::: Entries shown

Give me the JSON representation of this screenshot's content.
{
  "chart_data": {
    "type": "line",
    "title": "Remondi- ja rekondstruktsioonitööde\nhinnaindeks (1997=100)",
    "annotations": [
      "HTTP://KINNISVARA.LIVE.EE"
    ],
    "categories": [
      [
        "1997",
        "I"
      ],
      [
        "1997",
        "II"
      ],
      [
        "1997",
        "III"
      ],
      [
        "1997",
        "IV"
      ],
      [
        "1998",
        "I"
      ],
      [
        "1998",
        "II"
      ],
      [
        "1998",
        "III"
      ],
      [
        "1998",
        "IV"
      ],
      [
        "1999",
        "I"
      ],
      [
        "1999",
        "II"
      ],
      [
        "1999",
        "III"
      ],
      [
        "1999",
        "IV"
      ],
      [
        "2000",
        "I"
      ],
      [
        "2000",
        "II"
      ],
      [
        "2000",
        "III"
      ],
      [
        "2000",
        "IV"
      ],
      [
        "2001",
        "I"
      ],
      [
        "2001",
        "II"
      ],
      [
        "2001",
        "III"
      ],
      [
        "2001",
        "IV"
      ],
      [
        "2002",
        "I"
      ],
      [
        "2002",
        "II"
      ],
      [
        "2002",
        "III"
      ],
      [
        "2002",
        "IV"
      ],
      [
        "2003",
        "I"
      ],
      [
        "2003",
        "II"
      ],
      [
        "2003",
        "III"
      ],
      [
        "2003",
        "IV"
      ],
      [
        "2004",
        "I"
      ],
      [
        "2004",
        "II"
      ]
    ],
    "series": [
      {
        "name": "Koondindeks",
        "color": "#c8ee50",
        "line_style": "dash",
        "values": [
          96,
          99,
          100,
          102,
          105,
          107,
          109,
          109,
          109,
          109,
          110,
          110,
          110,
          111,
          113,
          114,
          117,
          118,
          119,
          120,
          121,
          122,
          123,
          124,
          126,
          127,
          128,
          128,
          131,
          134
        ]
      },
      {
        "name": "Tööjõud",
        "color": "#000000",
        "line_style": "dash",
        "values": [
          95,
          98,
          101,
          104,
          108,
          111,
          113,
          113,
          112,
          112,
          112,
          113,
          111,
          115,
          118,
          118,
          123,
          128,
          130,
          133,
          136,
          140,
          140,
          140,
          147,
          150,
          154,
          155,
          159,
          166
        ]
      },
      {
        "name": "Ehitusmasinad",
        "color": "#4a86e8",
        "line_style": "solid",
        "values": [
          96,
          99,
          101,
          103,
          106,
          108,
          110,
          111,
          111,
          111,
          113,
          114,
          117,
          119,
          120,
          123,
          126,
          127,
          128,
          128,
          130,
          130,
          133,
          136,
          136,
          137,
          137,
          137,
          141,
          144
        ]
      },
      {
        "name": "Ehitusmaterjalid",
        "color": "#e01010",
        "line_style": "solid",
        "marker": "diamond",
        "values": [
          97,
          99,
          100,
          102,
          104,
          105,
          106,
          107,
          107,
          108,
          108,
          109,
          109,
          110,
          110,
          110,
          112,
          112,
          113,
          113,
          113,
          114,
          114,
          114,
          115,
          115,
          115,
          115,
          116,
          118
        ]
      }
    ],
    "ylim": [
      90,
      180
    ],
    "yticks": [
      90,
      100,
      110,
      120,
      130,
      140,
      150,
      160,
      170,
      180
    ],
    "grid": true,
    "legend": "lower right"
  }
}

::::::

=== Aim of the task ===
Filter the data, keeping only the lines that contain "color".

=== The response ===
        "color": "#c8ee50",
        "color": "#000000",
        "color": "#4a86e8",
        "color": "#e01010",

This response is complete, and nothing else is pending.